Copy out all the data, word for word.

Saved data entries:
========================
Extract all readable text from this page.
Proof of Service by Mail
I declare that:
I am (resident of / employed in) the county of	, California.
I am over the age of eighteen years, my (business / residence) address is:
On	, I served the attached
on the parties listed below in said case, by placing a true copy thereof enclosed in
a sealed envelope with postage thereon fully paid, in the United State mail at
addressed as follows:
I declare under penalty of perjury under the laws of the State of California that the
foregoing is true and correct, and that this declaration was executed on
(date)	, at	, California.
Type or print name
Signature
========================
▶ **The output**:
Extract all readable text from this page.
Proof of Service by Mail
I declare that:
I am (resident of / employed in) the county of	, California.
I am over the age of eighteen years, my (business / residence) address is:
On	, I served the attached
on the parties listed below in said case, by placing a true copy thereof enclosed in
a sealed envelope with postage thereon fully paid, in the United State mail at
addressed as follows:
I declare under penalty of perjury under the laws of the State of California that the
foregoing is true and correct, and that this declaration was executed on
(date)	, at	, California.
Type or print name
Signature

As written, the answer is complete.